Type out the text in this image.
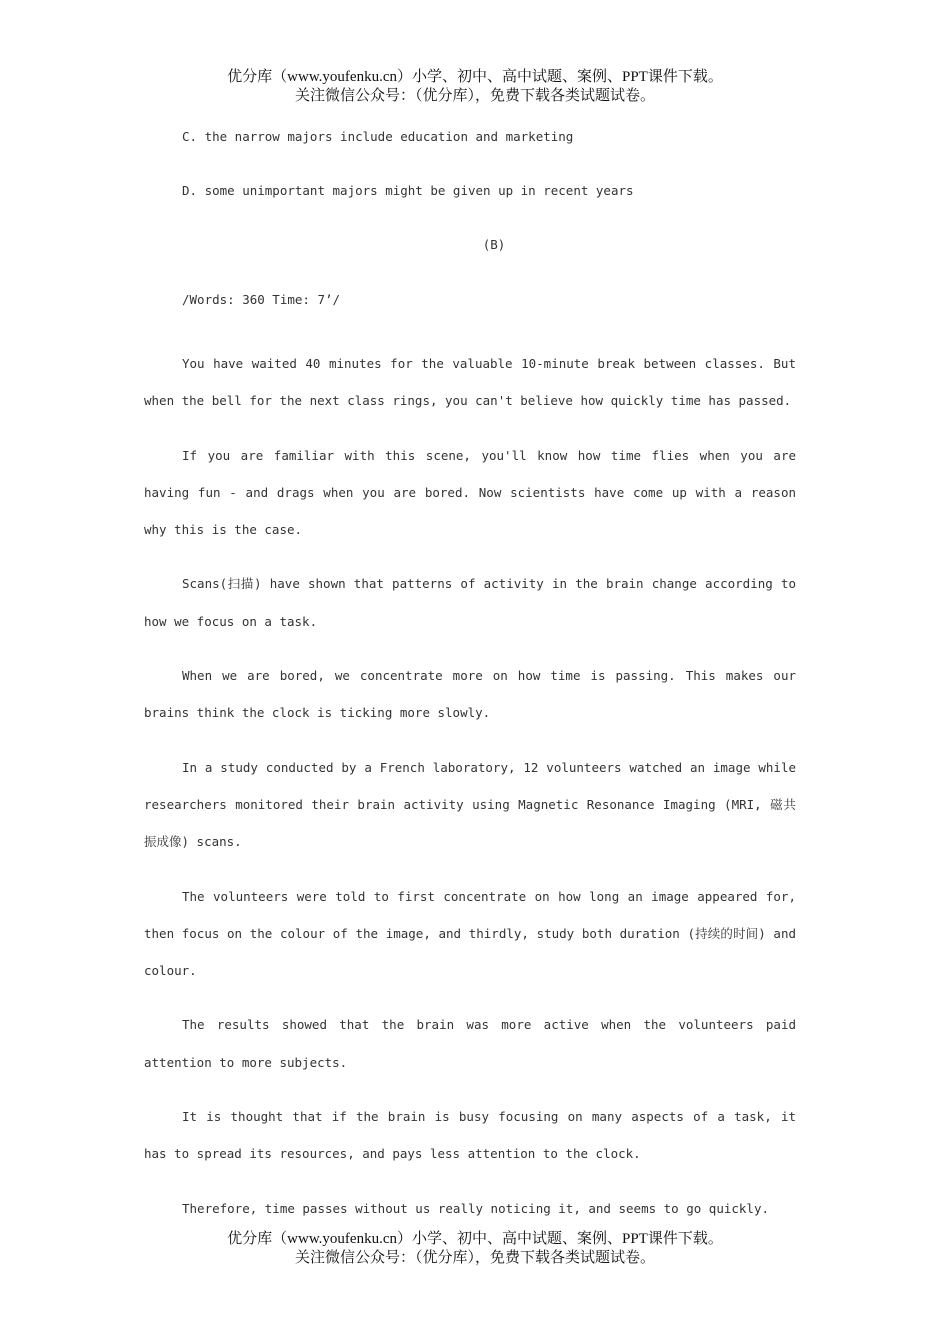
优分库（www.youfenku.cn）小学、初中、高中试题、案例、PPT课件下载。
关注微信公众号：（优分库），免费下载各类试题试卷。
C. the narrow majors include education and marketing
D. some unimportant majors might be given up in recent years
(B)
/Words: 360 Time: 7’/

You have waited 40 minutes for the valuable 10-minute break between classes. But when the bell for the next class rings, you can't believe how quickly time has passed.

If you are familiar with this scene, you'll know how time flies when you are having fun - and drags when you are bored. Now scientists have come up with a reason why this is the case.

Scans(扫描) have shown that patterns of activity in the brain change according to how we focus on a task.

When we are bored, we concentrate more on how time is passing. This makes our brains think the clock is ticking more slowly.

In a study conducted by a French laboratory, 12 volunteers watched an image while researchers monitored their brain activity using Magnetic Resonance Imaging (MRI, 磁共振成像) scans.

The volunteers were told to first concentrate on how long an image appeared for, then focus on the colour of the image, and thirdly, study both duration (持续的时间) and colour.

The results showed that the brain was more active when the volunteers paid attention to more subjects.

It is thought that if the brain is busy focusing on many aspects of a task, it has to spread its resources, and pays less attention to the clock.

Therefore, time passes without us really noticing it, and seems to go quickly.

优分库（www.youfenku.cn）小学、初中、高中试题、案例、PPT课件下载。
关注微信公众号：（优分库），免费下载各类试题试卷。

——————————

• THE REQUEST: Pictures are to be left out; all else in the entries above is to be quoted exactly.

• THE SOLUTION:
Type out the text in this image.
优分库（www.youfenku.cn）小学、初中、高中试题、案例、PPT课件下载。
关注微信公众号：（优分库），免费下载各类试题试卷。
C. the narrow majors include education and marketing
D. some unimportant majors might be given up in recent years
(B)
/Words: 360 Time: 7’/

You have waited 40 minutes for the valuable 10-minute break between classes. But when the bell for the next class rings, you can't believe how quickly time has passed.

If you are familiar with this scene, you'll know how time flies when you are having fun - and drags when you are bored. Now scientists have come up with a reason why this is the case.

Scans(扫描) have shown that patterns of activity in the brain change according to how we focus on a task.

When we are bored, we concentrate more on how time is passing. This makes our brains think the clock is ticking more slowly.

In a study conducted by a French laboratory, 12 volunteers watched an image while researchers monitored their brain activity using Magnetic Resonance Imaging (MRI, 磁共振成像) scans.

The volunteers were told to first concentrate on how long an image appeared for, then focus on the colour of the image, and thirdly, study both duration (持续的时间) and colour.

The results showed that the brain was more active when the volunteers paid attention to more subjects.

It is thought that if the brain is busy focusing on many aspects of a task, it has to spread its resources, and pays less attention to the clock.

Therefore, time passes without us really noticing it, and seems to go quickly.

优分库（www.youfenku.cn）小学、初中、高中试题、案例、PPT课件下载。
关注微信公众号：（优分库），免费下载各类试题试卷。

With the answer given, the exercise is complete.